(Requirement) Your task is to repeat all of the material exactly.

■ ■ ■

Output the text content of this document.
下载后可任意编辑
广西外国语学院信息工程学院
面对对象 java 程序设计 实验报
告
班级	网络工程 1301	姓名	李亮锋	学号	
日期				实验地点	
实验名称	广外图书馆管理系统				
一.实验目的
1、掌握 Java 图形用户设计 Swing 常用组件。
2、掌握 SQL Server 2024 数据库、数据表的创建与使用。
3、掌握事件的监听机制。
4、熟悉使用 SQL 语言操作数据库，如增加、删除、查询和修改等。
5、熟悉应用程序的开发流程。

■ ■ ■

(Written answer)
Output the text content of this document.
下载后可任意编辑
广西外国语学院信息工程学院
面对对象 java 程序设计 实验报
告
班级	网络工程 1301	姓名	李亮锋	学号	
日期				实验地点	
实验名称	广外图书馆管理系统				
一.实验目的
1、掌握 Java 图形用户设计 Swing 常用组件。
2、掌握 SQL Server 2024 数据库、数据表的创建与使用。
3、掌握事件的监听机制。
4、熟悉使用 SQL 语言操作数据库，如增加、删除、查询和修改等。
5、熟悉应用程序的开发流程。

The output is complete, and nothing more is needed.